**PROMPT**. Extract every line of the material that holds the string "dash".

**EXCERPTED RECORDS**.
## Start

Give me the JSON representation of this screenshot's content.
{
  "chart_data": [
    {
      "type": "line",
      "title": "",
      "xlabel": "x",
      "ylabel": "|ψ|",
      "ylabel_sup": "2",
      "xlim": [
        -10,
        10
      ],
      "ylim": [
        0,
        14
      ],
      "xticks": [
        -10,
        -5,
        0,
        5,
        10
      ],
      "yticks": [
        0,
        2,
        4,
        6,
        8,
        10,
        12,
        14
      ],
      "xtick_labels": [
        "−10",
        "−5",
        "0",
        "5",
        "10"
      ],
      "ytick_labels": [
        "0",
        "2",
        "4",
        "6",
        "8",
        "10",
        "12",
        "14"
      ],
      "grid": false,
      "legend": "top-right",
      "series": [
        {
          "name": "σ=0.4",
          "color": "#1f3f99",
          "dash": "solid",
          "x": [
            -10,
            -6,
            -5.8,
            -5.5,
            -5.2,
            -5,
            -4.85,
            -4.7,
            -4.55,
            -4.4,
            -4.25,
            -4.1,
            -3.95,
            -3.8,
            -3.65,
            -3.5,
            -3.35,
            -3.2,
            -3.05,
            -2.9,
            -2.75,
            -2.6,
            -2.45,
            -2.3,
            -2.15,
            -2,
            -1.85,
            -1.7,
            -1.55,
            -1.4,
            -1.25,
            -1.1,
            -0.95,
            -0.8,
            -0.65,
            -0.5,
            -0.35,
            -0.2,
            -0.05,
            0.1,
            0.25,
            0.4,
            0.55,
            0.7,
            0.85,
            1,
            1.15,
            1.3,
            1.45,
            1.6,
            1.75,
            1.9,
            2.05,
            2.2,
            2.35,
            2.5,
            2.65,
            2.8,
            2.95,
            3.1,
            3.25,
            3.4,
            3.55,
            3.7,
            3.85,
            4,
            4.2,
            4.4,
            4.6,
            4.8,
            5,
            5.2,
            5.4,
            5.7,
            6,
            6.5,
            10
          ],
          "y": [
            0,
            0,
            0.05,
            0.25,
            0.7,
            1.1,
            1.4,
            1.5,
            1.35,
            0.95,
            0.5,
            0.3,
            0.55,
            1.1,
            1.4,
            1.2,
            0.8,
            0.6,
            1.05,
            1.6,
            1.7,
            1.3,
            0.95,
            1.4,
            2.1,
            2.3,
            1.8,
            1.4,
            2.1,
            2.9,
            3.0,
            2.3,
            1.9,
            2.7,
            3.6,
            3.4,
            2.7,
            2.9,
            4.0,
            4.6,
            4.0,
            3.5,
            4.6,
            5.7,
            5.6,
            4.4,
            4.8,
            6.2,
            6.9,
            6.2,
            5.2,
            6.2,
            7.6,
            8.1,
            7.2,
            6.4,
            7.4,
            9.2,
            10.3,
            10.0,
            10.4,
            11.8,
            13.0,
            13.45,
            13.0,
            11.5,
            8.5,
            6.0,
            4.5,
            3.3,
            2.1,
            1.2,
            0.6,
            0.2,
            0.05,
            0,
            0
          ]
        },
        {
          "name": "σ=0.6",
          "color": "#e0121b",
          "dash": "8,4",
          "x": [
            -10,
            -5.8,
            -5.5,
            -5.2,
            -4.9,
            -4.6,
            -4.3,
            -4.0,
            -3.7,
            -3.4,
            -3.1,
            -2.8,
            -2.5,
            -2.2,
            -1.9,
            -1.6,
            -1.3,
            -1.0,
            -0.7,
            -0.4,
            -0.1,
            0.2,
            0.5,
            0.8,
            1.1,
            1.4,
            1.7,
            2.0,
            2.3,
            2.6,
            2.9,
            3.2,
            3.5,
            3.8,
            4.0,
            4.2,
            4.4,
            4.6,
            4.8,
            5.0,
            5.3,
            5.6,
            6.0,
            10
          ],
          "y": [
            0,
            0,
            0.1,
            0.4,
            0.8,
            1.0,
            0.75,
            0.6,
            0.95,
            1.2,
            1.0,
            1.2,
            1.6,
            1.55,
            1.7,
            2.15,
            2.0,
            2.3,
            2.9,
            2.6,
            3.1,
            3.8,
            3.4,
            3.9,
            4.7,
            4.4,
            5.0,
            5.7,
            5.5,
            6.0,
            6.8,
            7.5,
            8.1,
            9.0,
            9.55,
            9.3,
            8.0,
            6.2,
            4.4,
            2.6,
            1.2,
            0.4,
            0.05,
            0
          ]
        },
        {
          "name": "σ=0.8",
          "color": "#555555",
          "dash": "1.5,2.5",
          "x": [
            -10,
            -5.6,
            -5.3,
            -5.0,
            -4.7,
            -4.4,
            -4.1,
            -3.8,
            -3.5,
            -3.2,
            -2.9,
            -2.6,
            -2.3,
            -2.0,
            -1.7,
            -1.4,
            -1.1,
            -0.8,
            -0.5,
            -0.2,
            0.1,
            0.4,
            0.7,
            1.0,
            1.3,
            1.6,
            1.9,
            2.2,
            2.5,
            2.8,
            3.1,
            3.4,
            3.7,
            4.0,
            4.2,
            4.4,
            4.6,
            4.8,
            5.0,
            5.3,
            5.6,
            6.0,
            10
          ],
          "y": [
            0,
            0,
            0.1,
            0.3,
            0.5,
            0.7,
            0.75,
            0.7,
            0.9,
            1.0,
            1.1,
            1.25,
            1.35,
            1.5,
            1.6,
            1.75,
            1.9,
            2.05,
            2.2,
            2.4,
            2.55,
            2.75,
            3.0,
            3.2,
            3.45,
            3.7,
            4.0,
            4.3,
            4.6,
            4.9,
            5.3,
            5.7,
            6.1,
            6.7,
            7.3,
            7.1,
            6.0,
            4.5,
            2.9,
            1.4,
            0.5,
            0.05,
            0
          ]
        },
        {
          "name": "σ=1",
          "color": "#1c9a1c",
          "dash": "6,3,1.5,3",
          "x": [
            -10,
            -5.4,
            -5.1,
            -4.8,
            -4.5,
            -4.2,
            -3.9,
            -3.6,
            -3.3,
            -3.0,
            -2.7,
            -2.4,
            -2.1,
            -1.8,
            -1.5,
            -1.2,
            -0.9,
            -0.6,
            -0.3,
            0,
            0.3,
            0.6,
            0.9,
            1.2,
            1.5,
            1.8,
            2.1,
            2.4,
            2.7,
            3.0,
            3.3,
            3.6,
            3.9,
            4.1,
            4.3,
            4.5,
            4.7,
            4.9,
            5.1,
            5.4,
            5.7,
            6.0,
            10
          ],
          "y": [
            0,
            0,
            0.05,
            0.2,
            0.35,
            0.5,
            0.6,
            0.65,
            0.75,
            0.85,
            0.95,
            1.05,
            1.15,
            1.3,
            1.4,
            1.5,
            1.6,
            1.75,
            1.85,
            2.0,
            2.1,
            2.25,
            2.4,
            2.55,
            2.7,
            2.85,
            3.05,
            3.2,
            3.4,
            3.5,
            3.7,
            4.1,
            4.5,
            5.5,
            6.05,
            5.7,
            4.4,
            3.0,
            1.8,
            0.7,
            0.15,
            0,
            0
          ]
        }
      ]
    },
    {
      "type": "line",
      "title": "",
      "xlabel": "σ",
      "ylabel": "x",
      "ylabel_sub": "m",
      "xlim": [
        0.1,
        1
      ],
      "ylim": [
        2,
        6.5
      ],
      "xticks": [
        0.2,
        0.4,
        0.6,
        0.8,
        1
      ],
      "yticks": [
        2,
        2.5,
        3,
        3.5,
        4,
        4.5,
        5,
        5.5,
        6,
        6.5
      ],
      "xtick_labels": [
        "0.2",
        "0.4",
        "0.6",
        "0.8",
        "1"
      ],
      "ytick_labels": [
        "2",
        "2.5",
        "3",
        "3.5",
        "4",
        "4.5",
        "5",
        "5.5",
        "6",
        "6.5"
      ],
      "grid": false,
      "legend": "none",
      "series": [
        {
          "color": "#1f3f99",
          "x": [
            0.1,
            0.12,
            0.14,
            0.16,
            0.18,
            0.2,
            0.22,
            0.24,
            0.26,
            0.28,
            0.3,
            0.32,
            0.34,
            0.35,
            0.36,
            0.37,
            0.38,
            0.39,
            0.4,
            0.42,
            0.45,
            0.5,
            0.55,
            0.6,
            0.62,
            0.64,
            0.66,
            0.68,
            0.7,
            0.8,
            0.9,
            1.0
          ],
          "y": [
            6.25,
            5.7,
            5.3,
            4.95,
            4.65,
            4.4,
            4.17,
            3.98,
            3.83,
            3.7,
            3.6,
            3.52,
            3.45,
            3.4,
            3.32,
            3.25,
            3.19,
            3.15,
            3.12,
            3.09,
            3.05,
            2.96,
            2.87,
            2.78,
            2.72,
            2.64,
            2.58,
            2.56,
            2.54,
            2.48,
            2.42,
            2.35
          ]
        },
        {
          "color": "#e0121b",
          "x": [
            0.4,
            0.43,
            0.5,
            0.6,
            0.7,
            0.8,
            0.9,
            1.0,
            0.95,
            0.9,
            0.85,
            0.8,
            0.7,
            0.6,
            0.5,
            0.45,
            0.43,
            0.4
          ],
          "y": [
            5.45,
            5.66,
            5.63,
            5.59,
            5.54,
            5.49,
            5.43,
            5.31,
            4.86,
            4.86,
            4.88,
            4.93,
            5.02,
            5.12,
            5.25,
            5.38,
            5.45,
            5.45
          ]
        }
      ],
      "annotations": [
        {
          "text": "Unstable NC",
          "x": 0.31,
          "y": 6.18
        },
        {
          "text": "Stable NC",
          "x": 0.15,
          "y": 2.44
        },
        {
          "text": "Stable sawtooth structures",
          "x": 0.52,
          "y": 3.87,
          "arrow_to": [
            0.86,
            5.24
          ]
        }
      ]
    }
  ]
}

## End

**WRITTEN REPLY**.
          "dash": "solid",
          "dash": "8,4",
          "dash": "1.5,2.5",
          "dash": "6,3,1.5,3",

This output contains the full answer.